Copy out the lines of the records below word for word, taking the stretch from the line containing "Patent image size: (714, 537)." through the line containing "The nano-array layer 60 is at (402, 236).", both of those lines included.

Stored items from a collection
◇ ◇ ◇

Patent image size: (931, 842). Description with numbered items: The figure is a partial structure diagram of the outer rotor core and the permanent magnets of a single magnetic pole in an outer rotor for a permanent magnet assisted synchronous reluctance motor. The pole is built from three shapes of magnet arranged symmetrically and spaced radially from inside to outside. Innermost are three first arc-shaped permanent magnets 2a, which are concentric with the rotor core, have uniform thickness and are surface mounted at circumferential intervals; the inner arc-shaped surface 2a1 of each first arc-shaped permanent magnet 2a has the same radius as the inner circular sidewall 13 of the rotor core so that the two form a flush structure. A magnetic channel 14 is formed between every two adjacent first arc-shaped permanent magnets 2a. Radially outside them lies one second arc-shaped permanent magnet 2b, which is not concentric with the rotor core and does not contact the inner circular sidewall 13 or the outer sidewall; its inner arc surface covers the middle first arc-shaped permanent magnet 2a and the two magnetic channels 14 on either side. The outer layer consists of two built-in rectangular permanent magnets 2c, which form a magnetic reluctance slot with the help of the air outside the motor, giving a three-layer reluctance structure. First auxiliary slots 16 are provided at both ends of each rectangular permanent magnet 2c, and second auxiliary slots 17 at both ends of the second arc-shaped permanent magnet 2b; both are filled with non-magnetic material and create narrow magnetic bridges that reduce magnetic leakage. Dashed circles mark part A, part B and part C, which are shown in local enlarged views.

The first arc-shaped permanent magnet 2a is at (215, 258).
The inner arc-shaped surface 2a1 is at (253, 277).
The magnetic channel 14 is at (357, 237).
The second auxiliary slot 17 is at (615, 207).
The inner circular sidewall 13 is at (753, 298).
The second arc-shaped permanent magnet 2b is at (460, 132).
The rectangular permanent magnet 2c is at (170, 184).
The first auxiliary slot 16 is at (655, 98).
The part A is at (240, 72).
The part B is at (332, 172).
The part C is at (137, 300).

◇ ◇ ◇

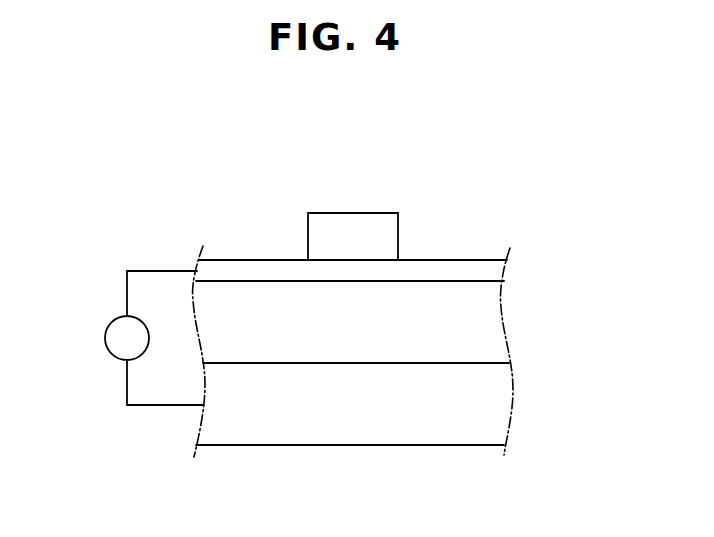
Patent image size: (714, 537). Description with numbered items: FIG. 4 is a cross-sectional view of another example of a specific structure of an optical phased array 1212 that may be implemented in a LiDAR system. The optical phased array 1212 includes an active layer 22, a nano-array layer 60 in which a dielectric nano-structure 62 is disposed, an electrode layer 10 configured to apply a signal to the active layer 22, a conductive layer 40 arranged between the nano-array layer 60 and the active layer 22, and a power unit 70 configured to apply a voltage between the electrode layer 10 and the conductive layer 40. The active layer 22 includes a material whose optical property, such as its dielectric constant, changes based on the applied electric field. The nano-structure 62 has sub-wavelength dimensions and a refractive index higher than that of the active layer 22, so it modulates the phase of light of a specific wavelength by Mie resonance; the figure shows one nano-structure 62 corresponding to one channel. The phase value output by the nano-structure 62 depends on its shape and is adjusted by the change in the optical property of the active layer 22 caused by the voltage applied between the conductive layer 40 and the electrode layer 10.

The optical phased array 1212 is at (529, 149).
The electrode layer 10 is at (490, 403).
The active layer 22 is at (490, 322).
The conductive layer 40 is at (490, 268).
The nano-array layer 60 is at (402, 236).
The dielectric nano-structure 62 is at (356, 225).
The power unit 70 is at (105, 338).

◇ ◇ ◇

RESPONSE:
Patent image size: (714, 537). Description with numbered items: FIG. 4 is a cross-sectional view of another example of a specific structure of an optical phased array 1212 that may be implemented in a LiDAR system. The optical phased array 1212 includes an active layer 22, a nano-array layer 60 in which a dielectric nano-structure 62 is disposed, an electrode layer 10 configured to apply a signal to the active layer 22, a conductive layer 40 arranged between the nano-array layer 60 and the active layer 22, and a power unit 70 configured to apply a voltage between the electrode layer 10 and the conductive layer 40. The active layer 22 includes a material whose optical property, such as its dielectric constant, changes based on the applied electric field. The nano-structure 62 has sub-wavelength dimensions and a refractive index higher than that of the active layer 22, so it modulates the phase of light of a specific wavelength by Mie resonance; the figure shows one nano-structure 62 corresponding to one channel. The phase value output by the nano-structure 62 depends on its shape and is adjusted by the change in the optical property of the active layer 22 caused by the voltage applied between the conductive layer 40 and the electrode layer 10.

The optical phased array 1212 is at (529, 149).
The electrode layer 10 is at (490, 403).
The active layer 22 is at (490, 322).
The conductive layer 40 is at (490, 268).
The nano-array layer 60 is at (402, 236).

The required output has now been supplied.